■ Extracted information ■
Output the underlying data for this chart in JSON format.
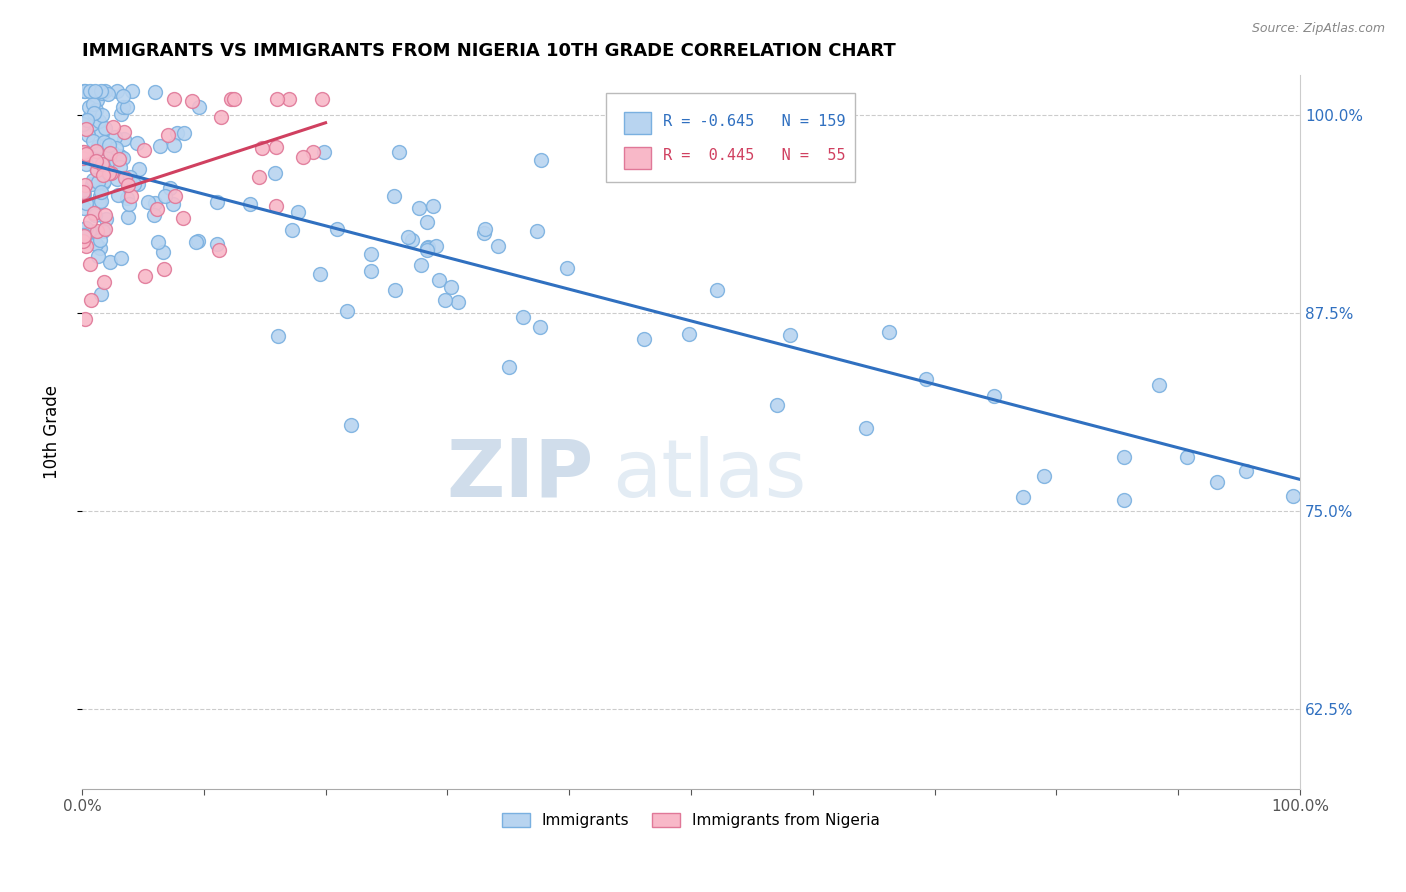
{
  "title": "IMMIGRANTS VS IMMIGRANTS FROM NIGERIA 10TH GRADE CORRELATION CHART",
  "source": "Source: ZipAtlas.com",
  "ylabel": "10th Grade",
  "ytick_labels": [
    "100.0%",
    "87.5%",
    "75.0%",
    "62.5%"
  ],
  "ytick_values": [
    1.0,
    0.875,
    0.75,
    0.625
  ],
  "legend_blue_R": "-0.645",
  "legend_blue_N": "159",
  "legend_pink_R": " 0.445",
  "legend_pink_N": " 55",
  "blue_color": "#b8d4f0",
  "blue_edge_color": "#7ab0e0",
  "pink_color": "#f8b8c8",
  "pink_edge_color": "#e07898",
  "blue_line_color": "#3070c0",
  "pink_line_color": "#d04060",
  "watermark_zip": "ZIP",
  "watermark_atlas": "atlas",
  "blue_line_x0": 0.0,
  "blue_line_x1": 1.0,
  "blue_line_y0": 0.97,
  "blue_line_y1": 0.77,
  "pink_line_x0": 0.0,
  "pink_line_x1": 0.2,
  "pink_line_y0": 0.945,
  "pink_line_y1": 0.995,
  "xmin": 0.0,
  "xmax": 1.0,
  "ymin": 0.575,
  "ymax": 1.025,
  "title_fontsize": 13,
  "source_fontsize": 9,
  "tick_fontsize": 11,
  "legend_fontsize": 11
}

■ Task to complete ■
Reproduce the material above in full and without alteration, but skip all pictures.

■ Solution to this task ■
Output the underlying data for this chart in JSON format.
{
  "title": "IMMIGRANTS VS IMMIGRANTS FROM NIGERIA 10TH GRADE CORRELATION CHART",
  "source": "Source: ZipAtlas.com",
  "ylabel": "10th Grade",
  "ytick_labels": [
    "100.0%",
    "87.5%",
    "75.0%",
    "62.5%"
  ],
  "ytick_values": [
    1.0,
    0.875,
    0.75,
    0.625
  ],
  "legend_blue_R": "-0.645",
  "legend_blue_N": "159",
  "legend_pink_R": " 0.445",
  "legend_pink_N": " 55",
  "blue_color": "#b8d4f0",
  "blue_edge_color": "#7ab0e0",
  "pink_color": "#f8b8c8",
  "pink_edge_color": "#e07898",
  "blue_line_color": "#3070c0",
  "pink_line_color": "#d04060",
  "watermark_zip": "ZIP",
  "watermark_atlas": "atlas",
  "blue_line_x0": 0.0,
  "blue_line_x1": 1.0,
  "blue_line_y0": 0.97,
  "blue_line_y1": 0.77,
  "pink_line_x0": 0.0,
  "pink_line_x1": 0.2,
  "pink_line_y0": 0.945,
  "pink_line_y1": 0.995,
  "xmin": 0.0,
  "xmax": 1.0,
  "ymin": 0.575,
  "ymax": 1.025,
  "title_fontsize": 13,
  "source_fontsize": 9,
  "tick_fontsize": 11,
  "legend_fontsize": 11
}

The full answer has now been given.